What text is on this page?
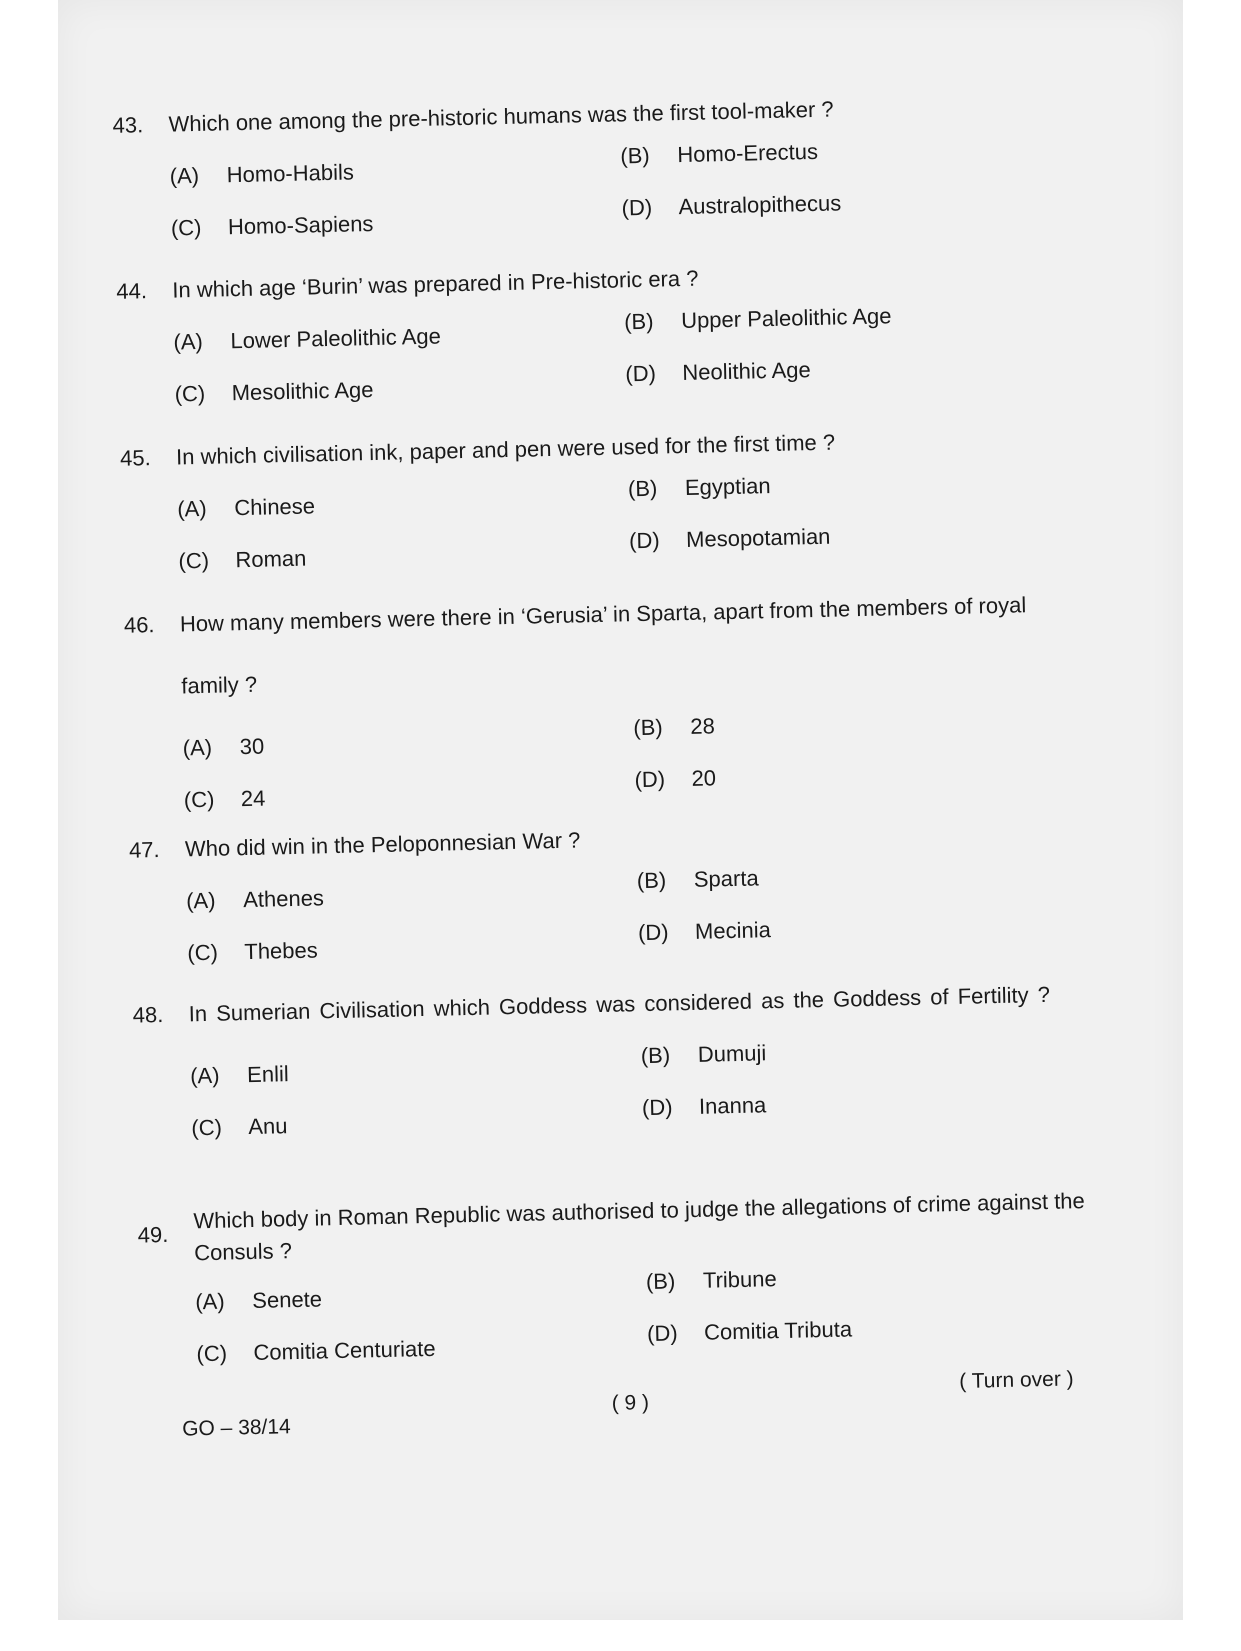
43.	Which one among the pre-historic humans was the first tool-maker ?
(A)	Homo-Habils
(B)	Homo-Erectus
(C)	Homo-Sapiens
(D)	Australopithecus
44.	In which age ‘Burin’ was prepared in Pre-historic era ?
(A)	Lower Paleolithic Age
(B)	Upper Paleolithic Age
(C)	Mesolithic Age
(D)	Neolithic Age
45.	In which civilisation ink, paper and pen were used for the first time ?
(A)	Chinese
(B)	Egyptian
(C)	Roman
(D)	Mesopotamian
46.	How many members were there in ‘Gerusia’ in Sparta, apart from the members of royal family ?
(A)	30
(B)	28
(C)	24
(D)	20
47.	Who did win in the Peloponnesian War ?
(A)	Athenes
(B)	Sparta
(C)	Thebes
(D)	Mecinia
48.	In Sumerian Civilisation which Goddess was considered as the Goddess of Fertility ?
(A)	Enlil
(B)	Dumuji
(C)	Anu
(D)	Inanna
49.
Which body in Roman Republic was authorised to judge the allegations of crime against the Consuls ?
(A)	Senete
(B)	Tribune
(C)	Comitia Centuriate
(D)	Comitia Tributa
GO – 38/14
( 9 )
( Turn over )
________
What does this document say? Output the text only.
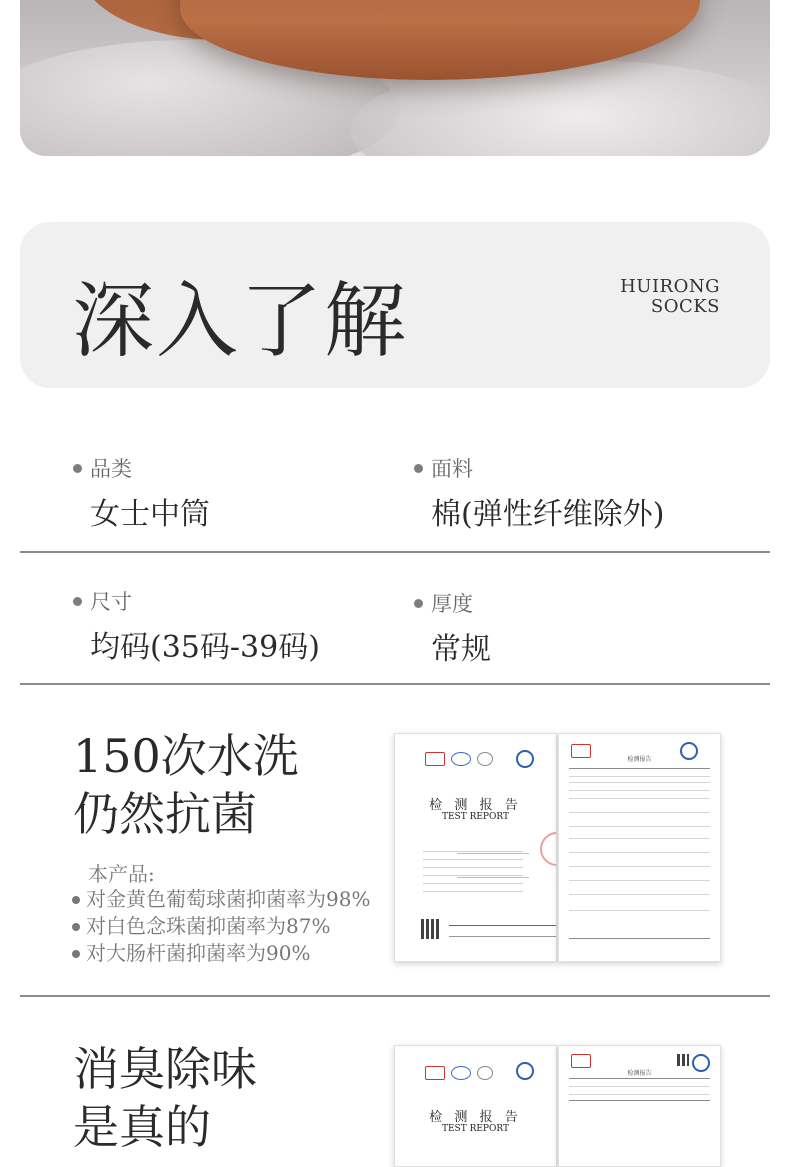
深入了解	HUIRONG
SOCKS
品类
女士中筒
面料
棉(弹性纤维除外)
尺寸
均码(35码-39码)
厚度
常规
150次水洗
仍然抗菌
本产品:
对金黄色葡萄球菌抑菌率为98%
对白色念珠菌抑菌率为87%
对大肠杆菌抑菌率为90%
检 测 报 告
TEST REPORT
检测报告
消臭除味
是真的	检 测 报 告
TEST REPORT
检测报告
________
#### Your instructions
How many lines of these entries contain the string "were"? Reply with the number alone.

#### Completed exercise
2